▶ **Written problem**: Check each line of the material below, and copy it if it holds the string "intensity".

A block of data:
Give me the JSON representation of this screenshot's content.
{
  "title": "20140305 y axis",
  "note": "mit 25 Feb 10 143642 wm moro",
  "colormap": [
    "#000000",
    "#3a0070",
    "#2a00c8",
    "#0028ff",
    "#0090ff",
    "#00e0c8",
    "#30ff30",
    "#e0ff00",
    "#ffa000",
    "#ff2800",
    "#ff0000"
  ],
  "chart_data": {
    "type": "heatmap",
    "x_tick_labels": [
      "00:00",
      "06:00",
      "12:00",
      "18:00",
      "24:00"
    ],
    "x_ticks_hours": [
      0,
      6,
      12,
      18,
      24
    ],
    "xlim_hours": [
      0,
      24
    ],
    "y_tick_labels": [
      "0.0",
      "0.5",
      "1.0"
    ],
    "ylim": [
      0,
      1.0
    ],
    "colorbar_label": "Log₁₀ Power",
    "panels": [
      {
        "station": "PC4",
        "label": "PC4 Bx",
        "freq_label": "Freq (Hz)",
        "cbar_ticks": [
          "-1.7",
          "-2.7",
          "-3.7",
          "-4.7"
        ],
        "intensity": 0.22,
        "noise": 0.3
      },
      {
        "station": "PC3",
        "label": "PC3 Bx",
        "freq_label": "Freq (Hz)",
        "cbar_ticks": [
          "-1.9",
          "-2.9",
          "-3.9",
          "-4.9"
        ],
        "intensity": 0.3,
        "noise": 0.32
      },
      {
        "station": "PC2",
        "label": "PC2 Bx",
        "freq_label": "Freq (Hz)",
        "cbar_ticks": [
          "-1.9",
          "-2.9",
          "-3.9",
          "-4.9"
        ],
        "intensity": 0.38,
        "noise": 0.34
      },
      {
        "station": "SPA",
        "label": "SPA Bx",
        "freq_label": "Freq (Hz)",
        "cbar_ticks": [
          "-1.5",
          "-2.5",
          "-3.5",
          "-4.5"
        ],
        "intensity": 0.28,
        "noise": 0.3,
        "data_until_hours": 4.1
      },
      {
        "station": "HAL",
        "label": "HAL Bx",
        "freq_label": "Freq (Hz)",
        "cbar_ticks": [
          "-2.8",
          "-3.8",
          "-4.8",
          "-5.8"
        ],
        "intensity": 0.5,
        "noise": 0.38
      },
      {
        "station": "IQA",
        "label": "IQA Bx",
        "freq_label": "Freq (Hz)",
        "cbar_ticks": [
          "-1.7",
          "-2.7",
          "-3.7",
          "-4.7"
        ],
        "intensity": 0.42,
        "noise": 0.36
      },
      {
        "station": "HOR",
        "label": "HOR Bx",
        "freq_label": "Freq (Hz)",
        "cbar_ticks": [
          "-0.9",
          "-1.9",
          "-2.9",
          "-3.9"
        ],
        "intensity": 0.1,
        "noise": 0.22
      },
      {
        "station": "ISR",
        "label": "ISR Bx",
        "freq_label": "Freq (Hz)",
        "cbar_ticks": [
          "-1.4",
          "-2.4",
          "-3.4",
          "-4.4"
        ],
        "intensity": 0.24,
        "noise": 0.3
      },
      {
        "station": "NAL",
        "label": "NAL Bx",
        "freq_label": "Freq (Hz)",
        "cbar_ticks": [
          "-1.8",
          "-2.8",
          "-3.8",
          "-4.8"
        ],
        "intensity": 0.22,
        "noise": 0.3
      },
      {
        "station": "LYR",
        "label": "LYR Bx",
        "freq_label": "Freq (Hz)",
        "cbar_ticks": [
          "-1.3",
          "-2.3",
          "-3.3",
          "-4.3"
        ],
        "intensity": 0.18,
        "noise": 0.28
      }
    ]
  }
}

▶ **Written solution**:
        "intensity": 0.22,
        "intensity": 0.3,
        "intensity": 0.38,
        "intensity": 0.28,
        "intensity": 0.5,
        "intensity": 0.42,
        "intensity": 0.1,
        "intensity": 0.24,
        "intensity": 0.22,
        "intensity": 0.18,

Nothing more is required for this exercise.